Write out every row below again word for word, omitting the pictures.

Element and coordinate records
____
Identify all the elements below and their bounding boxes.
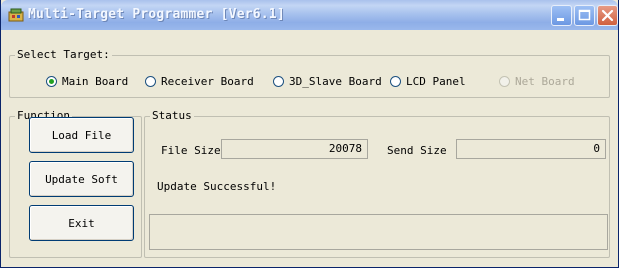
file-size-field: 20078	[221, 139, 368, 159]
app-window: Multi-Target Programmer [Ver6.1] Select …	[0, 0, 619, 268]
window-title: Multi-Target Programmer [Ver6.1]	[28, 7, 285, 22]
exit-button[interactable]: Exit	[29, 205, 134, 241]
maximize-button[interactable]	[574, 5, 595, 26]
radio-label: 3D_Slave Board	[289, 75, 382, 88]
radio-label: Main Board	[62, 75, 129, 88]
send-size-label: Send Size	[387, 144, 447, 157]
radio-label: Net Board	[515, 75, 575, 88]
status-title: Status	[150, 109, 194, 122]
close-button[interactable]	[597, 5, 618, 26]
radio-indicator	[145, 76, 156, 87]
close-icon	[601, 9, 614, 22]
programmer-chip-icon[interactable]	[8, 7, 24, 23]
maximize-icon	[578, 9, 591, 21]
radio-indicator	[499, 76, 510, 87]
radio-indicator	[273, 76, 284, 87]
title-bar[interactable]: Multi-Target Programmer [Ver6.1]	[1, 0, 618, 30]
status-message: Update Successful!	[157, 180, 277, 193]
select-target-title: Select Target:	[15, 48, 112, 61]
file-size-label: File Size:	[161, 144, 228, 157]
radio-label: LCD Panel	[406, 75, 466, 88]
minimize-icon	[557, 18, 564, 21]
progress-bar	[149, 214, 608, 250]
send-size-field: 0	[456, 139, 606, 159]
update-soft-button[interactable]: Update Soft	[29, 161, 134, 197]
minimize-button[interactable]	[551, 5, 572, 26]
load-file-button[interactable]: Load File	[29, 117, 134, 153]
radio-indicator	[46, 76, 57, 87]
radio-label: Receiver Board	[161, 75, 254, 88]
radio-indicator	[390, 76, 401, 87]
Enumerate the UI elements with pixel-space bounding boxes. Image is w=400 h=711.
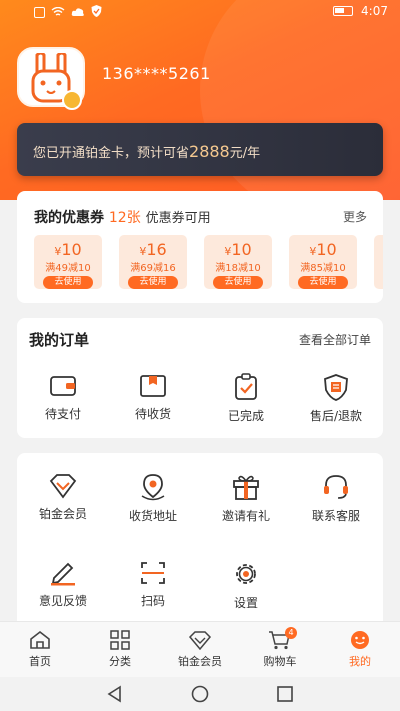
shield-receipt-icon	[324, 374, 348, 401]
coupon-item-partial[interactable]	[374, 235, 383, 289]
back-icon[interactable]	[106, 685, 122, 703]
tool-address[interactable]: 收货地址	[113, 473, 193, 524]
use-coupon-button[interactable]: 去使用	[298, 276, 348, 289]
order-pending-delivery[interactable]: 待收货	[113, 373, 193, 422]
coupon-item[interactable]: ¥10 满85减10 去使用	[289, 235, 357, 289]
tab-cart[interactable]: 4 购物车	[240, 627, 320, 669]
order-pending-payment[interactable]: 待支付	[23, 373, 103, 422]
tool-settings[interactable]: 设置	[206, 560, 286, 611]
gift-icon	[233, 475, 259, 500]
cloud-icon	[71, 6, 85, 20]
recents-icon[interactable]	[276, 685, 294, 703]
coupons-title: 我的优惠券	[34, 210, 104, 226]
use-coupon-button[interactable]: 去使用	[43, 276, 93, 289]
wallet-icon	[50, 376, 76, 396]
order-completed[interactable]: 已完成	[206, 373, 286, 424]
orders-title: 我的订单	[29, 331, 90, 349]
tool-scan[interactable]: 扫码	[113, 560, 193, 609]
clock: 4:07	[361, 4, 388, 18]
coupons-more-link[interactable]: 更多	[343, 208, 367, 225]
vip-suffix: 元/年	[229, 146, 261, 161]
scan-icon	[141, 562, 165, 584]
coupon-item[interactable]: ¥16 满69减16 去使用	[119, 235, 187, 289]
tool-support[interactable]: 联系客服	[296, 473, 376, 524]
coupons-card: 我的优惠券 12张 优惠券可用 更多 ¥10 满49减10 去使用 ¥16 满6…	[17, 191, 383, 303]
vip-prefix: 您已开通铂金卡，预计可省	[33, 146, 190, 161]
status-bar: 4:07	[0, 0, 400, 24]
tab-mine[interactable]: 我的	[320, 630, 400, 669]
tools-card: 铂金会员 收货地址 邀请有礼 联系客服 意见反馈 扫码 设置	[17, 453, 383, 628]
tool-feedback[interactable]: 意见反馈	[23, 560, 103, 609]
home-nav-icon[interactable]	[190, 685, 210, 703]
coupon-item[interactable]: ¥10 满49减10 去使用	[34, 235, 102, 289]
cart-badge: 4	[285, 627, 297, 639]
bottom-tab-bar: 首页 分类 铂金会员 4 购物车 我的	[0, 621, 400, 677]
clipboard-check-icon	[235, 373, 257, 400]
tool-invite[interactable]: 邀请有礼	[206, 473, 286, 524]
package-icon	[140, 375, 166, 397]
shield-status-icon	[91, 5, 102, 20]
gear-icon	[236, 564, 256, 584]
view-all-orders-link[interactable]: 查看全部订单	[299, 331, 371, 348]
user-phone[interactable]: 136****5261	[102, 64, 211, 83]
category-icon	[110, 630, 130, 650]
battery-icon	[333, 6, 354, 16]
home-icon	[30, 630, 50, 649]
coupon-list[interactable]: ¥10 满49减10 去使用 ¥16 满69减16 去使用 ¥10 满18减10…	[34, 235, 383, 289]
use-coupon-button[interactable]: 去使用	[128, 276, 178, 289]
diamond-icon	[188, 631, 212, 650]
order-after-sales[interactable]: 售后/退款	[296, 373, 376, 424]
coupons-count: 12张	[108, 210, 141, 226]
notification-icon	[34, 7, 45, 18]
pencil-icon	[51, 562, 75, 586]
system-nav-bar	[0, 677, 400, 711]
vip-card[interactable]: 您已开通铂金卡，预计可省2888元/年	[17, 123, 383, 176]
use-coupon-button[interactable]: 去使用	[213, 276, 263, 289]
tab-category[interactable]: 分类	[80, 630, 160, 669]
face-icon	[351, 631, 369, 649]
vip-amount: 2888	[189, 142, 230, 161]
wifi-icon	[51, 6, 65, 20]
gender-badge-icon	[62, 90, 82, 110]
orders-card: 我的订单 查看全部订单 待支付 待收货 已完成 售后/退款	[17, 318, 383, 438]
location-icon	[141, 474, 165, 501]
diamond-icon	[49, 474, 77, 499]
tab-vip[interactable]: 铂金会员	[160, 630, 240, 669]
tool-vip[interactable]: 铂金会员	[23, 473, 103, 522]
tab-home[interactable]: 首页	[0, 630, 80, 669]
headset-icon	[324, 475, 348, 499]
coupons-subtitle: 优惠券可用	[145, 211, 211, 226]
coupon-item[interactable]: ¥10 满18减10 去使用	[204, 235, 272, 289]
____
» **Result for this exercise**
Identify all the elements below and their bounding boxes.
file-size-field: 20078	[221, 139, 368, 159]
app-window: Multi-Target Programmer [Ver6.1] Select …	[0, 0, 619, 268]
window-title: Multi-Target Programmer [Ver6.1]	[28, 7, 285, 22]
exit-button[interactable]: Exit	[29, 205, 134, 241]
maximize-button[interactable]	[574, 5, 595, 26]
radio-label: 3D_Slave Board	[289, 75, 382, 88]
radio-label: Main Board	[62, 75, 129, 88]
send-size-label: Send Size	[387, 144, 447, 157]
radio-label: Net Board	[515, 75, 575, 88]
status-title: Status	[150, 109, 194, 122]
close-button[interactable]	[597, 5, 618, 26]
radio-indicator	[145, 76, 156, 87]
close-icon	[601, 9, 614, 22]
programmer-chip-icon[interactable]	[8, 7, 24, 23]
maximize-icon	[578, 9, 591, 21]
radio-indicator	[499, 76, 510, 87]
radio-indicator	[273, 76, 284, 87]
title-bar[interactable]: Multi-Target Programmer [Ver6.1]	[1, 0, 618, 30]
status-message: Update Successful!	[157, 180, 277, 193]
select-target-title: Select Target:	[15, 48, 112, 61]
file-size-label: File Size:	[161, 144, 228, 157]
radio-label: LCD Panel	[406, 75, 466, 88]
minimize-icon	[557, 18, 564, 21]
progress-bar	[149, 214, 608, 250]
send-size-field: 0	[456, 139, 606, 159]
update-soft-button[interactable]: Update Soft	[29, 161, 134, 197]
minimize-button[interactable]	[551, 5, 572, 26]
load-file-button[interactable]: Load File	[29, 117, 134, 153]
radio-indicator	[46, 76, 57, 87]
radio-label: Receiver Board	[161, 75, 254, 88]
radio-indicator	[390, 76, 401, 87]
Enumerate the UI elements with pixel-space bounding boxes. Image is w=400 h=711.
shield-receipt-icon	[324, 374, 348, 401]
coupon-item-partial[interactable]	[374, 235, 383, 289]
back-icon[interactable]	[106, 685, 122, 703]
tool-address[interactable]: 收货地址	[113, 473, 193, 524]
use-coupon-button[interactable]: 去使用	[298, 276, 348, 289]
order-pending-delivery[interactable]: 待收货	[113, 373, 193, 422]
coupon-item[interactable]: ¥10 满85减10 去使用	[289, 235, 357, 289]
tab-cart[interactable]: 4 购物车	[240, 627, 320, 669]
order-pending-payment[interactable]: 待支付	[23, 373, 103, 422]
tool-settings[interactable]: 设置	[206, 560, 286, 611]
gift-icon	[233, 475, 259, 500]
cloud-icon	[71, 6, 85, 20]
recents-icon[interactable]	[276, 685, 294, 703]
coupons-title: 我的优惠券	[34, 210, 104, 226]
use-coupon-button[interactable]: 去使用	[43, 276, 93, 289]
wallet-icon	[50, 376, 76, 396]
order-completed[interactable]: 已完成	[206, 373, 286, 424]
orders-title: 我的订单	[29, 331, 90, 349]
tool-scan[interactable]: 扫码	[113, 560, 193, 609]
clock: 4:07	[361, 4, 388, 18]
coupons-more-link[interactable]: 更多	[343, 208, 367, 225]
vip-suffix: 元/年	[229, 146, 261, 161]
scan-icon	[141, 562, 165, 584]
coupon-item[interactable]: ¥16 满69减16 去使用	[119, 235, 187, 289]
tool-support[interactable]: 联系客服	[296, 473, 376, 524]
coupons-card: 我的优惠券 12张 优惠券可用 更多 ¥10 满49减10 去使用 ¥16 满6…	[17, 191, 383, 303]
vip-prefix: 您已开通铂金卡，预计可省	[33, 146, 190, 161]
status-bar: 4:07	[0, 0, 400, 24]
tab-mine[interactable]: 我的	[320, 630, 400, 669]
tools-card: 铂金会员 收货地址 邀请有礼 联系客服 意见反馈 扫码 设置	[17, 453, 383, 628]
tool-feedback[interactable]: 意见反馈	[23, 560, 103, 609]
home-nav-icon[interactable]	[190, 685, 210, 703]
coupon-item[interactable]: ¥10 满49减10 去使用	[34, 235, 102, 289]
cart-badge: 4	[285, 627, 297, 639]
bottom-tab-bar: 首页 分类 铂金会员 4 购物车 我的	[0, 621, 400, 677]
clipboard-check-icon	[235, 373, 257, 400]
tool-invite[interactable]: 邀请有礼	[206, 473, 286, 524]
package-icon	[140, 375, 166, 397]
shield-status-icon	[91, 5, 102, 20]
gear-icon	[236, 564, 256, 584]
view-all-orders-link[interactable]: 查看全部订单	[299, 331, 371, 348]
user-phone[interactable]: 136****5261	[102, 64, 211, 83]
category-icon	[110, 630, 130, 650]
battery-icon	[333, 6, 354, 16]
home-icon	[30, 630, 50, 649]
coupon-list[interactable]: ¥10 满49减10 去使用 ¥16 满69减16 去使用 ¥10 满18减10…	[34, 235, 383, 289]
use-coupon-button[interactable]: 去使用	[128, 276, 178, 289]
diamond-icon	[188, 631, 212, 650]
order-after-sales[interactable]: 售后/退款	[296, 373, 376, 424]
coupons-count: 12张	[108, 210, 141, 226]
notification-icon	[34, 7, 45, 18]
pencil-icon	[51, 562, 75, 586]
system-nav-bar	[0, 677, 400, 711]
vip-card[interactable]: 您已开通铂金卡，预计可省2888元/年	[17, 123, 383, 176]
use-coupon-button[interactable]: 去使用	[213, 276, 263, 289]
tab-category[interactable]: 分类	[80, 630, 160, 669]
face-icon	[351, 631, 369, 649]
vip-amount: 2888	[189, 142, 230, 161]
wifi-icon	[51, 6, 65, 20]
gender-badge-icon	[62, 90, 82, 110]
orders-card: 我的订单 查看全部订单 待支付 待收货 已完成 售后/退款	[17, 318, 383, 438]
location-icon	[141, 474, 165, 501]
diamond-icon	[49, 474, 77, 499]
tab-vip[interactable]: 铂金会员	[160, 630, 240, 669]
tool-vip[interactable]: 铂金会员	[23, 473, 103, 522]
tab-home[interactable]: 首页	[0, 630, 80, 669]
headset-icon	[324, 475, 348, 499]
coupons-subtitle: 优惠券可用	[145, 211, 211, 226]
coupon-item[interactable]: ¥10 满18减10 去使用	[204, 235, 272, 289]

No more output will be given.